*Input*
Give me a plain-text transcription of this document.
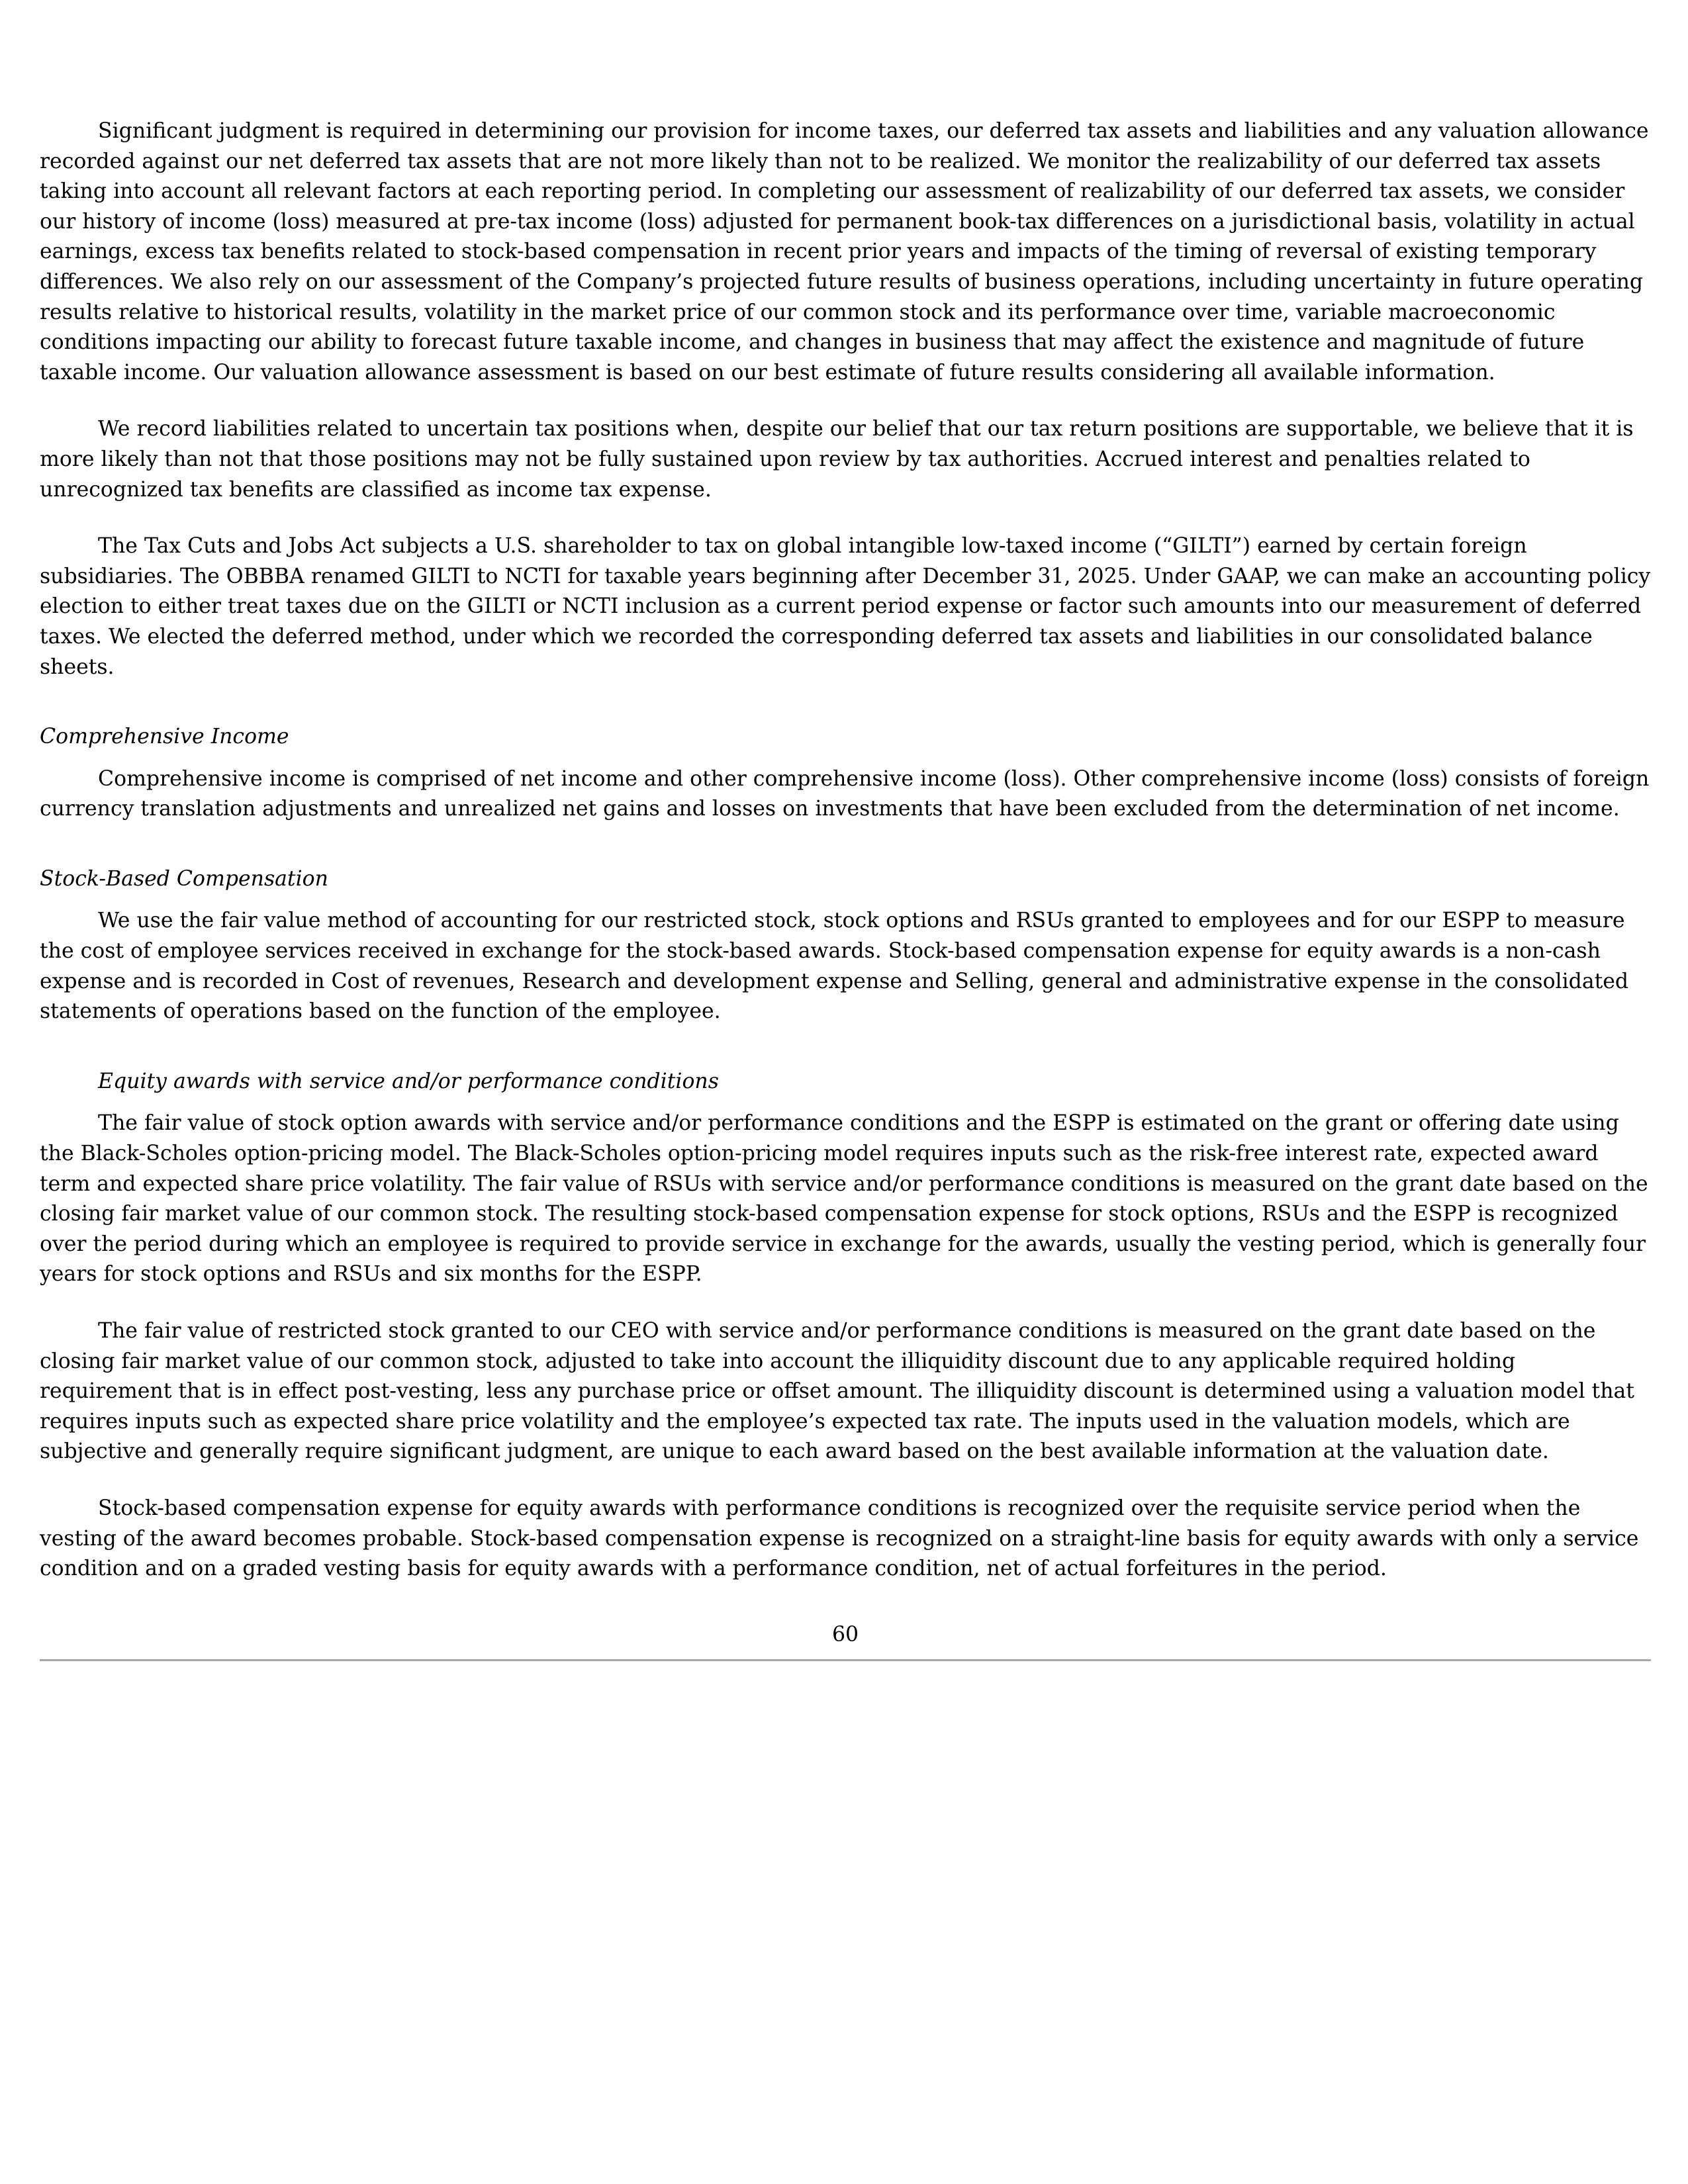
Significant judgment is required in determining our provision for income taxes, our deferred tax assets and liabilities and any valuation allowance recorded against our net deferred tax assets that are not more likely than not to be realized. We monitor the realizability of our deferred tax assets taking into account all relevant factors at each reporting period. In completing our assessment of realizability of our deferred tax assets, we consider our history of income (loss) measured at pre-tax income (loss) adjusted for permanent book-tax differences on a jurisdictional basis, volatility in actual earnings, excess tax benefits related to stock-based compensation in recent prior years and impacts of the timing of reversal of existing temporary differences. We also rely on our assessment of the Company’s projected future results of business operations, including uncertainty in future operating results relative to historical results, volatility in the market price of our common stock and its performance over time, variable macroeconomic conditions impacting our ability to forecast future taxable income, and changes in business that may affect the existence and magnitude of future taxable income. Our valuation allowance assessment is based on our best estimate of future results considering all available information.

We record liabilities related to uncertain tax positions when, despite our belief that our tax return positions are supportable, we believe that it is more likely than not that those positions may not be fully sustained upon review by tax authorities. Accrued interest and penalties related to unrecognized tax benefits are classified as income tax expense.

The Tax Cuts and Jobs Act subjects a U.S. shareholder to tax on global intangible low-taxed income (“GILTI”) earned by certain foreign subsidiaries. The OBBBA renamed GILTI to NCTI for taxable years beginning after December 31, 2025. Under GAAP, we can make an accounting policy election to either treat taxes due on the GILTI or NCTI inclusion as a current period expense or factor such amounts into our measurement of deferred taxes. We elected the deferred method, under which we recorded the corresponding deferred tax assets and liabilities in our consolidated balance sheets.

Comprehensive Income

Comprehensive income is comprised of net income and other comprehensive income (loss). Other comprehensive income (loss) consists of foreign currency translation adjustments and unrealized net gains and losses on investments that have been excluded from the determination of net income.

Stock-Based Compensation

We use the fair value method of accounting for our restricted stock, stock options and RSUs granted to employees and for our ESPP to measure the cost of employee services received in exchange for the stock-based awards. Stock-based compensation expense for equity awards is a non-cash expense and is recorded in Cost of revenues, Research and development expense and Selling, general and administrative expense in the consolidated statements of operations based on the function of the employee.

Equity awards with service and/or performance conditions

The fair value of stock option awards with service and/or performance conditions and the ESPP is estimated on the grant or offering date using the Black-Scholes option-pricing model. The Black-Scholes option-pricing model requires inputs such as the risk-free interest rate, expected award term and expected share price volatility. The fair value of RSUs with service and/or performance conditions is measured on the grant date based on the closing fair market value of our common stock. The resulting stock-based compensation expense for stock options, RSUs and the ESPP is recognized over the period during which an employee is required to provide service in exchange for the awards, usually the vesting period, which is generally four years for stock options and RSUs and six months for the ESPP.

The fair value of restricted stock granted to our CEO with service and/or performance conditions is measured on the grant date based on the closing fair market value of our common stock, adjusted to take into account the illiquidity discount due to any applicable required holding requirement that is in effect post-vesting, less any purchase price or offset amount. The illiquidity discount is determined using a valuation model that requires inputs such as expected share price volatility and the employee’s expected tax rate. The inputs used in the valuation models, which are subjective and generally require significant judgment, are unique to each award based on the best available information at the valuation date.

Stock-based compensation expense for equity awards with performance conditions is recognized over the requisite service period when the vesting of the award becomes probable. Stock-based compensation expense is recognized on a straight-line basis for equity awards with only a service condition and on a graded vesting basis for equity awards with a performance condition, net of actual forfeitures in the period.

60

*Task prompt*
Go back to the records above and write them out exactly, without the pictures.

*Output for this task*
Give me a plain-text transcription of this document.
Significant judgment is required in determining our provision for income taxes, our deferred tax assets and liabilities and any valuation allowance recorded against our net deferred tax assets that are not more likely than not to be realized. We monitor the realizability of our deferred tax assets taking into account all relevant factors at each reporting period. In completing our assessment of realizability of our deferred tax assets, we consider our history of income (loss) measured at pre-tax income (loss) adjusted for permanent book-tax differences on a jurisdictional basis, volatility in actual earnings, excess tax benefits related to stock-based compensation in recent prior years and impacts of the timing of reversal of existing temporary differences. We also rely on our assessment of the Company’s projected future results of business operations, including uncertainty in future operating results relative to historical results, volatility in the market price of our common stock and its performance over time, variable macroeconomic conditions impacting our ability to forecast future taxable income, and changes in business that may affect the existence and magnitude of future taxable income. Our valuation allowance assessment is based on our best estimate of future results considering all available information.

We record liabilities related to uncertain tax positions when, despite our belief that our tax return positions are supportable, we believe that it is more likely than not that those positions may not be fully sustained upon review by tax authorities. Accrued interest and penalties related to unrecognized tax benefits are classified as income tax expense.

The Tax Cuts and Jobs Act subjects a U.S. shareholder to tax on global intangible low-taxed income (“GILTI”) earned by certain foreign subsidiaries. The OBBBA renamed GILTI to NCTI for taxable years beginning after December 31, 2025. Under GAAP, we can make an accounting policy election to either treat taxes due on the GILTI or NCTI inclusion as a current period expense or factor such amounts into our measurement of deferred taxes. We elected the deferred method, under which we recorded the corresponding deferred tax assets and liabilities in our consolidated balance sheets.

Comprehensive Income

Comprehensive income is comprised of net income and other comprehensive income (loss). Other comprehensive income (loss) consists of foreign currency translation adjustments and unrealized net gains and losses on investments that have been excluded from the determination of net income.

Stock-Based Compensation

We use the fair value method of accounting for our restricted stock, stock options and RSUs granted to employees and for our ESPP to measure the cost of employee services received in exchange for the stock-based awards. Stock-based compensation expense for equity awards is a non-cash expense and is recorded in Cost of revenues, Research and development expense and Selling, general and administrative expense in the consolidated statements of operations based on the function of the employee.

Equity awards with service and/or performance conditions

The fair value of stock option awards with service and/or performance conditions and the ESPP is estimated on the grant or offering date using the Black-Scholes option-pricing model. The Black-Scholes option-pricing model requires inputs such as the risk-free interest rate, expected award term and expected share price volatility. The fair value of RSUs with service and/or performance conditions is measured on the grant date based on the closing fair market value of our common stock. The resulting stock-based compensation expense for stock options, RSUs and the ESPP is recognized over the period during which an employee is required to provide service in exchange for the awards, usually the vesting period, which is generally four years for stock options and RSUs and six months for the ESPP.

The fair value of restricted stock granted to our CEO with service and/or performance conditions is measured on the grant date based on the closing fair market value of our common stock, adjusted to take into account the illiquidity discount due to any applicable required holding requirement that is in effect post-vesting, less any purchase price or offset amount. The illiquidity discount is determined using a valuation model that requires inputs such as expected share price volatility and the employee’s expected tax rate. The inputs used in the valuation models, which are subjective and generally require significant judgment, are unique to each award based on the best available information at the valuation date.

Stock-based compensation expense for equity awards with performance conditions is recognized over the requisite service period when the vesting of the award becomes probable. Stock-based compensation expense is recognized on a straight-line basis for equity awards with only a service condition and on a graded vesting basis for equity awards with a performance condition, net of actual forfeitures in the period.

60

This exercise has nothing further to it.